[Saved data entries]
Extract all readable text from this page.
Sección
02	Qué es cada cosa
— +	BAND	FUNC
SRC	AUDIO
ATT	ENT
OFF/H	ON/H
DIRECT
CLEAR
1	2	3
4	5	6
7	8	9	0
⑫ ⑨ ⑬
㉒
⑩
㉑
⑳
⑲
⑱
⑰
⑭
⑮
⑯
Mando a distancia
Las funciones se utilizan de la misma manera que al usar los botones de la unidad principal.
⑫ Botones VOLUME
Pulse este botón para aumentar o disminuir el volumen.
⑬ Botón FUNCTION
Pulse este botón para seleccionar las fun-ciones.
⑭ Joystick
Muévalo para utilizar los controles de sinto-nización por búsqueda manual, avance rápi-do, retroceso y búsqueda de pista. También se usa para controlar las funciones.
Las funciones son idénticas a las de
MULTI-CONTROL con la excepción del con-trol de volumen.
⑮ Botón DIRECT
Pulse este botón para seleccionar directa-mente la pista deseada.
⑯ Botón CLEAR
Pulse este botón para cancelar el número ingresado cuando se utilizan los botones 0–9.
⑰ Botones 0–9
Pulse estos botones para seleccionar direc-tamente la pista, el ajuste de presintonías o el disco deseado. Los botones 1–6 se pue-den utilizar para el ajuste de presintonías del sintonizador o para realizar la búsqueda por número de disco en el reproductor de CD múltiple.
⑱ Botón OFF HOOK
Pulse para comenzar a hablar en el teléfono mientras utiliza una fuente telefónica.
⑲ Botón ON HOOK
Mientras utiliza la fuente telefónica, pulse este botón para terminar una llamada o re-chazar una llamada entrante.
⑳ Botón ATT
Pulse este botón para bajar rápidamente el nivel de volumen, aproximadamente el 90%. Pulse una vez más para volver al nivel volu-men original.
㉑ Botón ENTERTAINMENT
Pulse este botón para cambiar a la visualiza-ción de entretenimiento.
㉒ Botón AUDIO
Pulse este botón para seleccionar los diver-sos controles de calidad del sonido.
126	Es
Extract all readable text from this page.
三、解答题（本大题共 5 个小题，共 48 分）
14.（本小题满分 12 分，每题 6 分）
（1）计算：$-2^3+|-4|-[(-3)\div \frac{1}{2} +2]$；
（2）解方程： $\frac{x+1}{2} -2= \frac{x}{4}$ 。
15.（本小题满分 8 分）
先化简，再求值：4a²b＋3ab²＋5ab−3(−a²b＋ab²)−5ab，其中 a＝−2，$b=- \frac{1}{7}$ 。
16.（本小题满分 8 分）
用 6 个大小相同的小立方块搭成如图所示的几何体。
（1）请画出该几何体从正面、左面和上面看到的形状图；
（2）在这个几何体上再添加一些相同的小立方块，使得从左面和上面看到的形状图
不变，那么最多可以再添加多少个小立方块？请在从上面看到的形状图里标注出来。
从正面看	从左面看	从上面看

■ TASK DESCRIPTION ■
Write an exact transcription of every entry above.

■ ANSWER TO THIS PROBLEM ■
Extract all readable text from this page.
Sección
02	Qué es cada cosa
— +	BAND	FUNC
SRC	AUDIO
ATT	ENT
OFF/H	ON/H
DIRECT
CLEAR
1	2	3
4	5	6
7	8	9	0
⑫ ⑨ ⑬
㉒
⑩
㉑
⑳
⑲
⑱
⑰
⑭
⑮
⑯
Mando a distancia
Las funciones se utilizan de la misma manera que al usar los botones de la unidad principal.
⑫ Botones VOLUME
Pulse este botón para aumentar o disminuir el volumen.
⑬ Botón FUNCTION
Pulse este botón para seleccionar las fun-ciones.
⑭ Joystick
Muévalo para utilizar los controles de sinto-nización por búsqueda manual, avance rápi-do, retroceso y búsqueda de pista. También se usa para controlar las funciones.
Las funciones son idénticas a las de
MULTI-CONTROL con la excepción del con-trol de volumen.
⑮ Botón DIRECT
Pulse este botón para seleccionar directa-mente la pista deseada.
⑯ Botón CLEAR
Pulse este botón para cancelar el número ingresado cuando se utilizan los botones 0–9.
⑰ Botones 0–9
Pulse estos botones para seleccionar direc-tamente la pista, el ajuste de presintonías o el disco deseado. Los botones 1–6 se pue-den utilizar para el ajuste de presintonías del sintonizador o para realizar la búsqueda por número de disco en el reproductor de CD múltiple.
⑱ Botón OFF HOOK
Pulse para comenzar a hablar en el teléfono mientras utiliza una fuente telefónica.
⑲ Botón ON HOOK
Mientras utiliza la fuente telefónica, pulse este botón para terminar una llamada o re-chazar una llamada entrante.
⑳ Botón ATT
Pulse este botón para bajar rápidamente el nivel de volumen, aproximadamente el 90%. Pulse una vez más para volver al nivel volu-men original.
㉑ Botón ENTERTAINMENT
Pulse este botón para cambiar a la visualiza-ción de entretenimiento.
㉒ Botón AUDIO
Pulse este botón para seleccionar los diver-sos controles de calidad del sonido.
126	Es
Extract all readable text from this page.
三、解答题（本大题共 5 个小题，共 48 分）
14.（本小题满分 12 分，每题 6 分）
（1）计算：$-2^3+|-4|-[(-3)\div \frac{1}{2} +2]$；
（2）解方程： $\frac{x+1}{2} -2= \frac{x}{4}$ 。
15.（本小题满分 8 分）
先化简，再求值：4a²b＋3ab²＋5ab−3(−a²b＋ab²)−5ab，其中 a＝−2，$b=- \frac{1}{7}$ 。
16.（本小题满分 8 分）
用 6 个大小相同的小立方块搭成如图所示的几何体。
（1）请画出该几何体从正面、左面和上面看到的形状图；
（2）在这个几何体上再添加一些相同的小立方块，使得从左面和上面看到的形状图
不变，那么最多可以再添加多少个小立方块？请在从上面看到的形状图里标注出来。
从正面看	从左面看	从上面看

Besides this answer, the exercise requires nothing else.